### Data for the task
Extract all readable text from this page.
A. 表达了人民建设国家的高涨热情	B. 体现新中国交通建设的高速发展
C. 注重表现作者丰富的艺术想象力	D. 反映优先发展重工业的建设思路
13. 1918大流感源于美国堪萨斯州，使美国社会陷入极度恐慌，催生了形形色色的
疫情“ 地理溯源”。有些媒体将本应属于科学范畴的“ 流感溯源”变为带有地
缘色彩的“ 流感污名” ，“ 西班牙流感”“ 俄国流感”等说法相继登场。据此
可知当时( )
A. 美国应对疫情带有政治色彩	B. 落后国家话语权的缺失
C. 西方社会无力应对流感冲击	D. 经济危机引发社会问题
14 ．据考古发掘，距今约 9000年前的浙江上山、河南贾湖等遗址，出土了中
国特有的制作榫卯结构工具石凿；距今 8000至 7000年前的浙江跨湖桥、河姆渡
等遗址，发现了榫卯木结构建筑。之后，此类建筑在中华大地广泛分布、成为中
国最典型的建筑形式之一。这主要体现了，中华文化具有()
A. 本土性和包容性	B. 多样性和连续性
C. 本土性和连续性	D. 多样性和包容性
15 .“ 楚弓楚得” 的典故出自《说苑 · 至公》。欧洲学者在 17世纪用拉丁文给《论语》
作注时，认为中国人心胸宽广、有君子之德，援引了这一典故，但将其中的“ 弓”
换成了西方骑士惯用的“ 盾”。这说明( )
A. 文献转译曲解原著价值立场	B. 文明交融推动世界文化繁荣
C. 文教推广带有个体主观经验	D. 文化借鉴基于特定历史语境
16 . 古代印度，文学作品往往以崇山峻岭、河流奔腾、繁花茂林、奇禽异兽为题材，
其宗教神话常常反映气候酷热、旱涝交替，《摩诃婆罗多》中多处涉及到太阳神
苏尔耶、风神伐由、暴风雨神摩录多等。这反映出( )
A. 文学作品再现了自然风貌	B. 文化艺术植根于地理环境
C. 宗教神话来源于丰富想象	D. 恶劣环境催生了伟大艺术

### Exercise directions
Copy each record from above exactly, and include every line.

### Answer to the task
Extract all readable text from this page.
A. 表达了人民建设国家的高涨热情	B. 体现新中国交通建设的高速发展
C. 注重表现作者丰富的艺术想象力	D. 反映优先发展重工业的建设思路
13. 1918大流感源于美国堪萨斯州，使美国社会陷入极度恐慌，催生了形形色色的
疫情“ 地理溯源”。有些媒体将本应属于科学范畴的“ 流感溯源”变为带有地
缘色彩的“ 流感污名” ，“ 西班牙流感”“ 俄国流感”等说法相继登场。据此
可知当时( )
A. 美国应对疫情带有政治色彩	B. 落后国家话语权的缺失
C. 西方社会无力应对流感冲击	D. 经济危机引发社会问题
14 ．据考古发掘，距今约 9000年前的浙江上山、河南贾湖等遗址，出土了中
国特有的制作榫卯结构工具石凿；距今 8000至 7000年前的浙江跨湖桥、河姆渡
等遗址，发现了榫卯木结构建筑。之后，此类建筑在中华大地广泛分布、成为中
国最典型的建筑形式之一。这主要体现了，中华文化具有()
A. 本土性和包容性	B. 多样性和连续性
C. 本土性和连续性	D. 多样性和包容性
15 .“ 楚弓楚得” 的典故出自《说苑 · 至公》。欧洲学者在 17世纪用拉丁文给《论语》
作注时，认为中国人心胸宽广、有君子之德，援引了这一典故，但将其中的“ 弓”
换成了西方骑士惯用的“ 盾”。这说明( )
A. 文献转译曲解原著价值立场	B. 文明交融推动世界文化繁荣
C. 文教推广带有个体主观经验	D. 文化借鉴基于特定历史语境
16 . 古代印度，文学作品往往以崇山峻岭、河流奔腾、繁花茂林、奇禽异兽为题材，
其宗教神话常常反映气候酷热、旱涝交替，《摩诃婆罗多》中多处涉及到太阳神
苏尔耶、风神伐由、暴风雨神摩录多等。这反映出( )
A. 文学作品再现了自然风貌	B. 文化艺术植根于地理环境
C. 宗教神话来源于丰富想象	D. 恶劣环境催生了伟大艺术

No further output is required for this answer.